EXCERPTED TEXT:
------------------------------
Case Study: Spotting a Flash Loan Attack on a DEX Proposal

Imagine a proposal to change fee parameters on a major DEX. The vote passes narrowly. Our agent runs its analysis on the top 50 voters:

  • Finding 1: 40% of the “Yes” VP comes from 3 wallets that had zero token balance 36 hours before the snapshot.
  • On-Chain Footprint: Using Tenderly to trace transactions, we find these wallets were funded via a complex swap on Uniswap V3, funded from Tornado Cash, then delegated to themselves. The tokens were borrowed via a flash loan from Aave in the block before the snapshot and returned the block after.
  • Simulation: Running simulateVoteOutcome(proposalId, suspiciousWallets) shows the proposal would have failed with 62% “No.”
  • Cost: A smart contract audit for the fix might cost $15K–$100K on average (Code4rena 2025 report). This detection script costs a few hours of a Solidity developer’s time (avg $145K/yr in the US – Stack Overflow Dev Survey 2025).

Plugging Into the Alerting Layer: The Telegram Bot That Saves Your Treasury

Detection is useless without notification. Here’s the skeleton for a critical alert via a Telegram bot. Use the node-telegram-bot-api package.

const TelegramBot = require('node-telegram-bot-api');
const bot = new TelegramBot('YOUR_BOT_TOKEN', { polling: false }); // Use webhooks in production

async function sendGovernanceAlert(proposalId, riskFindings, simulationResult) {
  const chatId = 'YOUR_CHAT_ID';
  
  let message = `🚨 *Governance Alert* 🚨\n`;
  message += `Proposal: ${proposalId}\n`;
  message += `*Risk Flags:*\n`;
  riskFindings.forEach((flag, idx) => { message += `  • ${flag}\n`; });
  
  message += `\n*Simulation:*\n`;
  message += `Excluding suspicious votes, the proposal would ${simulationResult.wouldFlip ? 'FAIL ❌' : 'still PASS ✅'}.\n`;
  message += `Power retained: ${((simulationResult.simulatedVp / simulationResult.totalVp) * 100).toFixed(1)}%`;

  try {
    await bot.sendMessage(chatId, message, { parse_mode: 'Markdown' });
    console.log('Alert sent to Telegram.');
  } catch (error) {
    console.error('Failed to send Telegram alert:', error.message);
    // Fallback to logging or email
  }
}

// Real error you will encounter and its fix:
// Error: nonce too low
// Fix: Always sync the nonce correctly before sending a transaction.
------------------------------
MATERIAL SUPPLIED:
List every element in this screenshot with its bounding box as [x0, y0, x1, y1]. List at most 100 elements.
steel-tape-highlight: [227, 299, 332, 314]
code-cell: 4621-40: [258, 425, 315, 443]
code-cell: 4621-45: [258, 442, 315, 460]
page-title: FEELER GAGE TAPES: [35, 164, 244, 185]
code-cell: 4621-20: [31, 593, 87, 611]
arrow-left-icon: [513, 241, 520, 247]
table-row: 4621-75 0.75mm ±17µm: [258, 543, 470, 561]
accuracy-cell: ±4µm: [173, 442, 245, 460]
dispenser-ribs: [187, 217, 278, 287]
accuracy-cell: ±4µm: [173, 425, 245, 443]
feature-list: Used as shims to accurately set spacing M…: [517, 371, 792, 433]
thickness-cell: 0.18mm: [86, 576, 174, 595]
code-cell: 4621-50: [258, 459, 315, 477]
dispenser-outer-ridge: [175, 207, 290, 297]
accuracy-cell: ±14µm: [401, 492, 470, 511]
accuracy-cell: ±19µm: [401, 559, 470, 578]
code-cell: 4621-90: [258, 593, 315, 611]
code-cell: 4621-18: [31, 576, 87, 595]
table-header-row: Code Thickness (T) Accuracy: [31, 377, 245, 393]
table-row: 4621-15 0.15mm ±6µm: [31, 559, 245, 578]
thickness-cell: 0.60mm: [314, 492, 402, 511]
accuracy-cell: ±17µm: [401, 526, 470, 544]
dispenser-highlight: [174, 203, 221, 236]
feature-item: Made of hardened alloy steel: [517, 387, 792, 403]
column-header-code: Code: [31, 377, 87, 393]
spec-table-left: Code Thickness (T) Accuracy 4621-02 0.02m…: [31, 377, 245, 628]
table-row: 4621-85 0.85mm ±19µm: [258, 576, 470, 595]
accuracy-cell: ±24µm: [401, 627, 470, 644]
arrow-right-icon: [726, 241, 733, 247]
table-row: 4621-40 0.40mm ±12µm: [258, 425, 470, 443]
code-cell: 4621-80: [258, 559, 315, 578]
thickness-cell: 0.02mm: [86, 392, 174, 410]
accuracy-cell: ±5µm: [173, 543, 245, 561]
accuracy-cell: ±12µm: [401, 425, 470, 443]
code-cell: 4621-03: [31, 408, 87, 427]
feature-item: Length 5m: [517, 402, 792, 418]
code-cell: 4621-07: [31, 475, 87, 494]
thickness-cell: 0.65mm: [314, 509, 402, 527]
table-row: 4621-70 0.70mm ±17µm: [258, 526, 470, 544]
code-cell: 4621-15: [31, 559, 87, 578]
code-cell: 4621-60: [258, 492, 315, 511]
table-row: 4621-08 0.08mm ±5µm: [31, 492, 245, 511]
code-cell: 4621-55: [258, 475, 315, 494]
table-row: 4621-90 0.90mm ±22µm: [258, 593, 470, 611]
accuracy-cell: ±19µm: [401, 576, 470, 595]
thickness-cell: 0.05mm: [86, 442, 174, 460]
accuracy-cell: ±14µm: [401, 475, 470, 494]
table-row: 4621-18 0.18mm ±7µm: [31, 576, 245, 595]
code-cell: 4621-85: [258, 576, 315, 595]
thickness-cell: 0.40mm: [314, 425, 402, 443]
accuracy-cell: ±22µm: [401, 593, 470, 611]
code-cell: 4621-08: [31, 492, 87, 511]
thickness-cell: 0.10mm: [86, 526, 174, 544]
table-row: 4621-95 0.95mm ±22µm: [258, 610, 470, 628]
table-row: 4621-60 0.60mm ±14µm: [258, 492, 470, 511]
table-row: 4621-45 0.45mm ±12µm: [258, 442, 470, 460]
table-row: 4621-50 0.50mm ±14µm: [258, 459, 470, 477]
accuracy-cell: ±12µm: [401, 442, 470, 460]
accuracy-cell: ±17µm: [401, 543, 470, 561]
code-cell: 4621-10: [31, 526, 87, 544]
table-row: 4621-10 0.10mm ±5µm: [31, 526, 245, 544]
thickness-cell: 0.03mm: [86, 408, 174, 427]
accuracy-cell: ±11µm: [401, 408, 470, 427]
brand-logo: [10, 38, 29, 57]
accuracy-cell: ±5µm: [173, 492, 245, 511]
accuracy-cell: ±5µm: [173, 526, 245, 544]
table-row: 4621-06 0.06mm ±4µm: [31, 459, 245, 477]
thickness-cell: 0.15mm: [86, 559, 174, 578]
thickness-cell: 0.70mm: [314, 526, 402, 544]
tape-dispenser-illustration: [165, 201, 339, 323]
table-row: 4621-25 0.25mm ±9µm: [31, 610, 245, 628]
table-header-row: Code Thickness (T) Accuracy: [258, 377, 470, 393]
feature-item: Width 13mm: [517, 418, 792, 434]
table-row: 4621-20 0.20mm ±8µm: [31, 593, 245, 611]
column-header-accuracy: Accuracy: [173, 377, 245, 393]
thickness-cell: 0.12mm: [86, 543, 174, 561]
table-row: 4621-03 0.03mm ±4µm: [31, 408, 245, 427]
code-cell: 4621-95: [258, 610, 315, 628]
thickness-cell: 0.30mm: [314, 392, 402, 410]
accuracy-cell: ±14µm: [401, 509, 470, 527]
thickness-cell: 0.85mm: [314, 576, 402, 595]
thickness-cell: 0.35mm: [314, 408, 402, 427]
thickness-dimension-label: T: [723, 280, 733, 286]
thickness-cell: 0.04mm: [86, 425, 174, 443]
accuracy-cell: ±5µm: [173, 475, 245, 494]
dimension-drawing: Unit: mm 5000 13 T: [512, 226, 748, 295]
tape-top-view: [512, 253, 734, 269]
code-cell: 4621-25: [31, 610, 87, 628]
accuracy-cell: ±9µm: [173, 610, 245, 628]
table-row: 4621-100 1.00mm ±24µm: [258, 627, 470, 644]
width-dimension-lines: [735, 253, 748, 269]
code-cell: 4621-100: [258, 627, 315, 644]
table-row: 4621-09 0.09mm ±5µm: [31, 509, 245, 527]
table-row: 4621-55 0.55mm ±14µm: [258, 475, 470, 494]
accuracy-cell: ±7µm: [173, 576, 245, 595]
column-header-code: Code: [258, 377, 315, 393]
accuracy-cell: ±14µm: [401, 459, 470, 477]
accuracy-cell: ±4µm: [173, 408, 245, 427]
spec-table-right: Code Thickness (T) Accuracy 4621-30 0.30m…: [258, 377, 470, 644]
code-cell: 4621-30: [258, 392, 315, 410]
------------------------------
Continue the article on catching a flash loan attack in DEX governance voting, starting right after its final line.

ANSWER BOX:
async function getCorrectNonce(address) {
  // Use 'pending' to include mempool transactions
  const nonce = await provider.getTransactionCount(address, 'pending');
  return nonce;
}

Next Steps: From Heuristics to Machine Learning

You’ve now got a functional, heuristic-based governance sentinel. It’s better than 95% of DAOs that do nothing. To move from Intermediate to Advanced:

  1. Integrate with The Graph: Replace slow getLogs calls with subgraph queries for wallet history and voting power. This is essential for scaling.
  2. Add On-Chain Sentiment: Use Dune Analytics SQL or an LLM via Continue.dev extension in VS Code (Ctrl+Shift+P to open command palette) to analyze the proposal body text for sentiment and compare it to the voters’ historical patterns.
  3. Implement a Simple ML Model: Use Python with web3.py to train a binary classifier (risk / no-risk) on historical proposal and voter data. Start with features like wallet age, VP concentration, and similarity of voting history to known attackers.
  4. Deploy as a Watchdog Service: Containerize this agent with Docker, run it on a cron job, and point it at your DAO’s Snapshot space. Let it run 24/7.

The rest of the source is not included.